§ Data provided:

------------

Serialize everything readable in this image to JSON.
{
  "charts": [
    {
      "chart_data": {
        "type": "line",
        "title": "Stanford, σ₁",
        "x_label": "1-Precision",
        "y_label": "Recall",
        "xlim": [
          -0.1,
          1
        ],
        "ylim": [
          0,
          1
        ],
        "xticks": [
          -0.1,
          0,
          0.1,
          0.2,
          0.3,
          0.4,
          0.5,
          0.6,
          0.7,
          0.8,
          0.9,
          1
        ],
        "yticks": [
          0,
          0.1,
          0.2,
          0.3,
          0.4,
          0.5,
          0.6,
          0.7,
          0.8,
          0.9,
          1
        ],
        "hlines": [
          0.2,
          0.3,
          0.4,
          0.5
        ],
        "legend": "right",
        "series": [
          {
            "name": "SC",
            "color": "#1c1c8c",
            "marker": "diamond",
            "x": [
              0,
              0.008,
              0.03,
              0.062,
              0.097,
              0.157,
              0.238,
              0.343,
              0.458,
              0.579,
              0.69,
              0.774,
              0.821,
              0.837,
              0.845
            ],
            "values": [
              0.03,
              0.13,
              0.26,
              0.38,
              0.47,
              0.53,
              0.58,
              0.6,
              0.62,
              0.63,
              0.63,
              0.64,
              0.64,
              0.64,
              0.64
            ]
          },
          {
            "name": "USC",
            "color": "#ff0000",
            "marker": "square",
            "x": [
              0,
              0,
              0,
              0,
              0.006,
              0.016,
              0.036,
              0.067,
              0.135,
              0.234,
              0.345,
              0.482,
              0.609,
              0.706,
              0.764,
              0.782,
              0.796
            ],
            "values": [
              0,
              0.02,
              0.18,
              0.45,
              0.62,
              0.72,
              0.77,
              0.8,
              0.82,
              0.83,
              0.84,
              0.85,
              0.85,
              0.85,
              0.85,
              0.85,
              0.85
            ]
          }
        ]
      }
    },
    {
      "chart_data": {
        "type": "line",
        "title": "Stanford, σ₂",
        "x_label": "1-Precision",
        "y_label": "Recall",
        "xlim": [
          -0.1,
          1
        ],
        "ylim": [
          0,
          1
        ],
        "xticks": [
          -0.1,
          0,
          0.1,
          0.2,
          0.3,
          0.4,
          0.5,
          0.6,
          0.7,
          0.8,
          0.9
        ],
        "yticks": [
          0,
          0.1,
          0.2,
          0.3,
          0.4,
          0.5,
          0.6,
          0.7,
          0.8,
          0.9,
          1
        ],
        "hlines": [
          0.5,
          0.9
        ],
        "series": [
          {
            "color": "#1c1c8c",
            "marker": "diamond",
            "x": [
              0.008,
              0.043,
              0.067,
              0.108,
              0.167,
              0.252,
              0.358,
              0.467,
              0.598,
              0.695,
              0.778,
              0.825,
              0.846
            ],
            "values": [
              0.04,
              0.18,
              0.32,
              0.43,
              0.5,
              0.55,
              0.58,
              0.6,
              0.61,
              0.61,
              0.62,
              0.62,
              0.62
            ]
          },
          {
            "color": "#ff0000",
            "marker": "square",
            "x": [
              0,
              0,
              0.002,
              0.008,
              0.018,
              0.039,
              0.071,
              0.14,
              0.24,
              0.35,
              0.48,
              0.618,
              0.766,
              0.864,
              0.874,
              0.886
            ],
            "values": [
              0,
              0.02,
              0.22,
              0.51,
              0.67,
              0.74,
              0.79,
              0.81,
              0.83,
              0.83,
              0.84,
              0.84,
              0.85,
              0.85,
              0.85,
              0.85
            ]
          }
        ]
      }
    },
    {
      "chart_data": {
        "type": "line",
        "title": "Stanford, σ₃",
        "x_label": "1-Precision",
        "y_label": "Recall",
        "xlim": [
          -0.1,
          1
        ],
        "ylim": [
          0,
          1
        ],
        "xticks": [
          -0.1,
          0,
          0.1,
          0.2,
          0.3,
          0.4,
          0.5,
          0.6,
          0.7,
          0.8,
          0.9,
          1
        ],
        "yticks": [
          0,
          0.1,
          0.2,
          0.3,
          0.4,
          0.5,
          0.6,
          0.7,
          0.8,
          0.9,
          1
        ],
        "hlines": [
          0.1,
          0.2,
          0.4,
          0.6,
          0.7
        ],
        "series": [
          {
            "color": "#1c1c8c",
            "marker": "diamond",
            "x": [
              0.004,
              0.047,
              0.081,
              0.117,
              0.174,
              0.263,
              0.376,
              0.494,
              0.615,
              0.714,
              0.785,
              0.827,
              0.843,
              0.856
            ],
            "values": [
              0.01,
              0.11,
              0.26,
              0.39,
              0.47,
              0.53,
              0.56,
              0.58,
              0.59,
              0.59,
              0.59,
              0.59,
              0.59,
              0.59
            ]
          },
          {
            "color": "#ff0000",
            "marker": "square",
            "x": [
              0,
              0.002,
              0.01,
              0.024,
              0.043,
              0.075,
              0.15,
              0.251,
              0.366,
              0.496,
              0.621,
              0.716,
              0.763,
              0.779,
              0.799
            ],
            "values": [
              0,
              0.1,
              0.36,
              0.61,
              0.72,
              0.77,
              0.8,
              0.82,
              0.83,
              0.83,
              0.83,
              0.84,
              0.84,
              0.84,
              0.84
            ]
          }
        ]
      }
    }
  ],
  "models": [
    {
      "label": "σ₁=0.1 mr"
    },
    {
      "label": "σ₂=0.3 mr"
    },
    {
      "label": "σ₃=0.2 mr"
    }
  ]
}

------------

§ Problem description:
Write out every entry above, word for word.

§ Full solution:
Serialize everything readable in this image to JSON.
{
  "charts": [
    {
      "chart_data": {
        "type": "line",
        "title": "Stanford, σ₁",
        "x_label": "1-Precision",
        "y_label": "Recall",
        "xlim": [
          -0.1,
          1
        ],
        "ylim": [
          0,
          1
        ],
        "xticks": [
          -0.1,
          0,
          0.1,
          0.2,
          0.3,
          0.4,
          0.5,
          0.6,
          0.7,
          0.8,
          0.9,
          1
        ],
        "yticks": [
          0,
          0.1,
          0.2,
          0.3,
          0.4,
          0.5,
          0.6,
          0.7,
          0.8,
          0.9,
          1
        ],
        "hlines": [
          0.2,
          0.3,
          0.4,
          0.5
        ],
        "legend": "right",
        "series": [
          {
            "name": "SC",
            "color": "#1c1c8c",
            "marker": "diamond",
            "x": [
              0,
              0.008,
              0.03,
              0.062,
              0.097,
              0.157,
              0.238,
              0.343,
              0.458,
              0.579,
              0.69,
              0.774,
              0.821,
              0.837,
              0.845
            ],
            "values": [
              0.03,
              0.13,
              0.26,
              0.38,
              0.47,
              0.53,
              0.58,
              0.6,
              0.62,
              0.63,
              0.63,
              0.64,
              0.64,
              0.64,
              0.64
            ]
          },
          {
            "name": "USC",
            "color": "#ff0000",
            "marker": "square",
            "x": [
              0,
              0,
              0,
              0,
              0.006,
              0.016,
              0.036,
              0.067,
              0.135,
              0.234,
              0.345,
              0.482,
              0.609,
              0.706,
              0.764,
              0.782,
              0.796
            ],
            "values": [
              0,
              0.02,
              0.18,
              0.45,
              0.62,
              0.72,
              0.77,
              0.8,
              0.82,
              0.83,
              0.84,
              0.85,
              0.85,
              0.85,
              0.85,
              0.85,
              0.85
            ]
          }
        ]
      }
    },
    {
      "chart_data": {
        "type": "line",
        "title": "Stanford, σ₂",
        "x_label": "1-Precision",
        "y_label": "Recall",
        "xlim": [
          -0.1,
          1
        ],
        "ylim": [
          0,
          1
        ],
        "xticks": [
          -0.1,
          0,
          0.1,
          0.2,
          0.3,
          0.4,
          0.5,
          0.6,
          0.7,
          0.8,
          0.9
        ],
        "yticks": [
          0,
          0.1,
          0.2,
          0.3,
          0.4,
          0.5,
          0.6,
          0.7,
          0.8,
          0.9,
          1
        ],
        "hlines": [
          0.5,
          0.9
        ],
        "series": [
          {
            "color": "#1c1c8c",
            "marker": "diamond",
            "x": [
              0.008,
              0.043,
              0.067,
              0.108,
              0.167,
              0.252,
              0.358,
              0.467,
              0.598,
              0.695,
              0.778,
              0.825,
              0.846
            ],
            "values": [
              0.04,
              0.18,
              0.32,
              0.43,
              0.5,
              0.55,
              0.58,
              0.6,
              0.61,
              0.61,
              0.62,
              0.62,
              0.62
            ]
          },
          {
            "color": "#ff0000",
            "marker": "square",
            "x": [
              0,
              0,
              0.002,
              0.008,
              0.018,
              0.039,
              0.071,
              0.14,
              0.24,
              0.35,
              0.48,
              0.618,
              0.766,
              0.864,
              0.874,
              0.886
            ],
            "values": [
              0,
              0.02,
              0.22,
              0.51,
              0.67,
              0.74,
              0.79,
              0.81,
              0.83,
              0.83,
              0.84,
              0.84,
              0.85,
              0.85,
              0.85,
              0.85
            ]
          }
        ]
      }
    },
    {
      "chart_data": {
        "type": "line",
        "title": "Stanford, σ₃",
        "x_label": "1-Precision",
        "y_label": "Recall",
        "xlim": [
          -0.1,
          1
        ],
        "ylim": [
          0,
          1
        ],
        "xticks": [
          -0.1,
          0,
          0.1,
          0.2,
          0.3,
          0.4,
          0.5,
          0.6,
          0.7,
          0.8,
          0.9,
          1
        ],
        "yticks": [
          0,
          0.1,
          0.2,
          0.3,
          0.4,
          0.5,
          0.6,
          0.7,
          0.8,
          0.9,
          1
        ],
        "hlines": [
          0.1,
          0.2,
          0.4,
          0.6,
          0.7
        ],
        "series": [
          {
            "color": "#1c1c8c",
            "marker": "diamond",
            "x": [
              0.004,
              0.047,
              0.081,
              0.117,
              0.174,
              0.263,
              0.376,
              0.494,
              0.615,
              0.714,
              0.785,
              0.827,
              0.843,
              0.856
            ],
            "values": [
              0.01,
              0.11,
              0.26,
              0.39,
              0.47,
              0.53,
              0.56,
              0.58,
              0.59,
              0.59,
              0.59,
              0.59,
              0.59,
              0.59
            ]
          },
          {
            "color": "#ff0000",
            "marker": "square",
            "x": [
              0,
              0.002,
              0.01,
              0.024,
              0.043,
              0.075,
              0.15,
              0.251,
              0.366,
              0.496,
              0.621,
              0.716,
              0.763,
              0.779,
              0.799
            ],
            "values": [
              0,
              0.1,
              0.36,
              0.61,
              0.72,
              0.77,
              0.8,
              0.82,
              0.83,
              0.83,
              0.83,
              0.84,
              0.84,
              0.84,
              0.84
            ]
          }
        ]
      }
    }
  ],
  "models": [
    {
      "label": "σ₁=0.1 mr"
    },
    {
      "label": "σ₂=0.3 mr"
    },
    {
      "label": "σ₃=0.2 mr"
    }
  ]
}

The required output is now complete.